[Items from a data source]
>> start
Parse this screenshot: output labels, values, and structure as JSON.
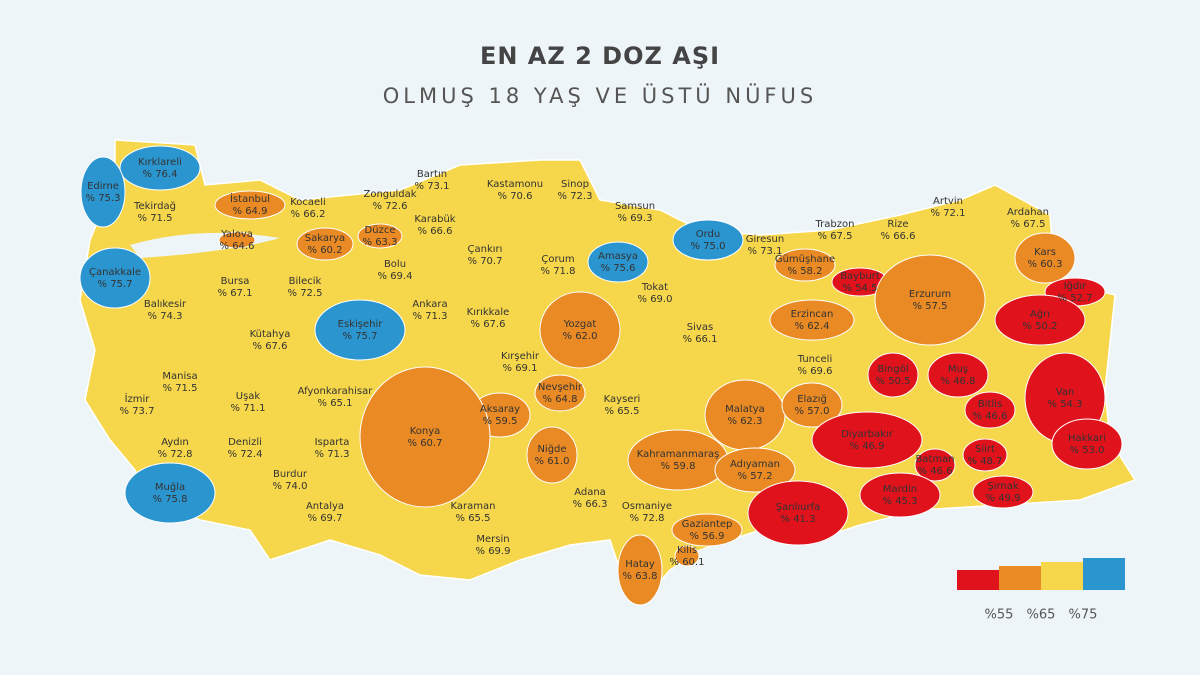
{
  "title": "EN AZ 2 DOZ AŞI",
  "subtitle": "OLMUŞ 18 YAŞ VE ÜSTÜ NÜFUS",
  "provinces": [
    {
      "name": "Kırklareli",
      "value_label": "% 76.4",
      "color": "#2b95cf"
    },
    {
      "name": "Edirne",
      "value_label": "% 75.3",
      "color": "#2b95cf"
    },
    {
      "name": "Tekirdağ",
      "value_label": "% 71.5",
      "color": "#f6d64a"
    },
    {
      "name": "İstanbul",
      "value_label": "% 64.9",
      "color": "#e98a24"
    },
    {
      "name": "Kocaeli",
      "value_label": "% 66.2",
      "color": "#f6d64a"
    },
    {
      "name": "Yalova",
      "value_label": "% 64.6",
      "color": "#e98a24"
    },
    {
      "name": "Sakarya",
      "value_label": "% 60.2",
      "color": "#e98a24"
    },
    {
      "name": "Düzce",
      "value_label": "% 63.3",
      "color": "#e98a24"
    },
    {
      "name": "Zonguldak",
      "value_label": "% 72.6",
      "color": "#f6d64a"
    },
    {
      "name": "Bartın",
      "value_label": "% 73.1",
      "color": "#f6d64a"
    },
    {
      "name": "Karabük",
      "value_label": "% 66.6",
      "color": "#f6d64a"
    },
    {
      "name": "Kastamonu",
      "value_label": "% 70.6",
      "color": "#f6d64a"
    },
    {
      "name": "Sinop",
      "value_label": "% 72.3",
      "color": "#f6d64a"
    },
    {
      "name": "Samsun",
      "value_label": "% 69.3",
      "color": "#f6d64a"
    },
    {
      "name": "Çanakkale",
      "value_label": "% 75.7",
      "color": "#2b95cf"
    },
    {
      "name": "Bursa",
      "value_label": "% 67.1",
      "color": "#f6d64a"
    },
    {
      "name": "Bilecik",
      "value_label": "% 72.5",
      "color": "#f6d64a"
    },
    {
      "name": "Bolu",
      "value_label": "% 69.4",
      "color": "#f6d64a"
    },
    {
      "name": "Çankırı",
      "value_label": "% 70.7",
      "color": "#f6d64a"
    },
    {
      "name": "Çorum",
      "value_label": "% 71.8",
      "color": "#f6d64a"
    },
    {
      "name": "Amasya",
      "value_label": "% 75.6",
      "color": "#2b95cf"
    },
    {
      "name": "Ordu",
      "value_label": "% 75.0",
      "color": "#2b95cf"
    },
    {
      "name": "Giresun",
      "value_label": "% 73.1",
      "color": "#f6d64a"
    },
    {
      "name": "Trabzon",
      "value_label": "% 67.5",
      "color": "#f6d64a"
    },
    {
      "name": "Rize",
      "value_label": "% 66.6",
      "color": "#f6d64a"
    },
    {
      "name": "Artvin",
      "value_label": "% 72.1",
      "color": "#f6d64a"
    },
    {
      "name": "Ardahan",
      "value_label": "% 67.5",
      "color": "#f6d64a"
    },
    {
      "name": "Kars",
      "value_label": "% 60.3",
      "color": "#e98a24"
    },
    {
      "name": "Gümüşhane",
      "value_label": "% 58.2",
      "color": "#e98a24"
    },
    {
      "name": "Bayburt",
      "value_label": "% 54.5",
      "color": "#e0121b"
    },
    {
      "name": "Erzurum",
      "value_label": "% 57.5",
      "color": "#e98a24"
    },
    {
      "name": "Iğdır",
      "value_label": "% 52.7",
      "color": "#e0121b"
    },
    {
      "name": "Ağrı",
      "value_label": "% 50.2",
      "color": "#e0121b"
    },
    {
      "name": "Balıkesir",
      "value_label": "% 74.3",
      "color": "#f6d64a"
    },
    {
      "name": "Eskişehir",
      "value_label": "% 75.7",
      "color": "#2b95cf"
    },
    {
      "name": "Ankara",
      "value_label": "% 71.3",
      "color": "#f6d64a"
    },
    {
      "name": "Kırıkkale",
      "value_label": "% 67.6",
      "color": "#f6d64a"
    },
    {
      "name": "Yozgat",
      "value_label": "% 62.0",
      "color": "#e98a24"
    },
    {
      "name": "Tokat",
      "value_label": "% 69.0",
      "color": "#f6d64a"
    },
    {
      "name": "Sivas",
      "value_label": "% 66.1",
      "color": "#f6d64a"
    },
    {
      "name": "Erzincan",
      "value_label": "% 62.4",
      "color": "#e98a24"
    },
    {
      "name": "Kütahya",
      "value_label": "% 67.6",
      "color": "#f6d64a"
    },
    {
      "name": "Manisa",
      "value_label": "% 71.5",
      "color": "#f6d64a"
    },
    {
      "name": "Uşak",
      "value_label": "% 71.1",
      "color": "#f6d64a"
    },
    {
      "name": "Afyonkarahisar",
      "value_label": "% 65.1",
      "color": "#f6d64a"
    },
    {
      "name": "Kırşehir",
      "value_label": "% 69.1",
      "color": "#f6d64a"
    },
    {
      "name": "Nevşehir",
      "value_label": "% 64.8",
      "color": "#e98a24"
    },
    {
      "name": "Tunceli",
      "value_label": "% 69.6",
      "color": "#f6d64a"
    },
    {
      "name": "Bingöl",
      "value_label": "% 50.5",
      "color": "#e0121b"
    },
    {
      "name": "Muş",
      "value_label": "% 46.8",
      "color": "#e0121b"
    },
    {
      "name": "İzmir",
      "value_label": "% 73.7",
      "color": "#f6d64a"
    },
    {
      "name": "Aksaray",
      "value_label": "% 59.5",
      "color": "#e98a24"
    },
    {
      "name": "Kayseri",
      "value_label": "% 65.5",
      "color": "#f6d64a"
    },
    {
      "name": "Malatya",
      "value_label": "% 62.3",
      "color": "#e98a24"
    },
    {
      "name": "Elazığ",
      "value_label": "% 57.0",
      "color": "#e98a24"
    },
    {
      "name": "Bitlis",
      "value_label": "% 46.6",
      "color": "#e0121b"
    },
    {
      "name": "Van",
      "value_label": "% 54.3",
      "color": "#e0121b"
    },
    {
      "name": "Aydın",
      "value_label": "% 72.8",
      "color": "#f6d64a"
    },
    {
      "name": "Denizli",
      "value_label": "% 72.4",
      "color": "#f6d64a"
    },
    {
      "name": "Isparta",
      "value_label": "% 71.3",
      "color": "#f6d64a"
    },
    {
      "name": "Konya",
      "value_label": "% 60.7",
      "color": "#e98a24"
    },
    {
      "name": "Niğde",
      "value_label": "% 61.0",
      "color": "#e98a24"
    },
    {
      "name": "Kahramanmaraş",
      "value_label": "% 59.8",
      "color": "#e98a24"
    },
    {
      "name": "Diyarbakır",
      "value_label": "% 46.9",
      "color": "#e0121b"
    },
    {
      "name": "Siirt",
      "value_label": "% 48.7",
      "color": "#e0121b"
    },
    {
      "name": "Batman",
      "value_label": "% 46.6",
      "color": "#e0121b"
    },
    {
      "name": "Hakkari",
      "value_label": "% 53.0",
      "color": "#e0121b"
    },
    {
      "name": "Adıyaman",
      "value_label": "% 57.2",
      "color": "#e98a24"
    },
    {
      "name": "Burdur",
      "value_label": "% 74.0",
      "color": "#f6d64a"
    },
    {
      "name": "Muğla",
      "value_label": "% 75.8",
      "color": "#2b95cf"
    },
    {
      "name": "Mardin",
      "value_label": "% 45.3",
      "color": "#e0121b"
    },
    {
      "name": "Şırnak",
      "value_label": "% 49.9",
      "color": "#e0121b"
    },
    {
      "name": "Antalya",
      "value_label": "% 69.7",
      "color": "#f6d64a"
    },
    {
      "name": "Karaman",
      "value_label": "% 65.5",
      "color": "#f6d64a"
    },
    {
      "name": "Adana",
      "value_label": "% 66.3",
      "color": "#f6d64a"
    },
    {
      "name": "Osmaniye",
      "value_label": "% 72.8",
      "color": "#f6d64a"
    },
    {
      "name": "Gaziantep",
      "value_label": "% 56.9",
      "color": "#e98a24"
    },
    {
      "name": "Şanlıurfa",
      "value_label": "% 41.3",
      "color": "#e0121b"
    },
    {
      "name": "Mersin",
      "value_label": "% 69.9",
      "color": "#f6d64a"
    },
    {
      "name": "Kilis",
      "value_label": "% 60.1",
      "color": "#e98a24"
    },
    {
      "name": "Hatay",
      "value_label": "% 63.8",
      "color": "#e98a24"
    }
  ],
  "legend": {
    "colors": [
      "#e0121b",
      "#e98a24",
      "#f6d64a",
      "#2b95cf"
    ],
    "labels": [
      "%55",
      "%65",
      "%75"
    ]
  }
}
>> end
## Problem requirements
Only lines holding the string "labels" are wanted; gather each one from the entries above.

## Answer to this exercise
Parse this screenshot: output labels, values, and structure as JSON.
    "labels": [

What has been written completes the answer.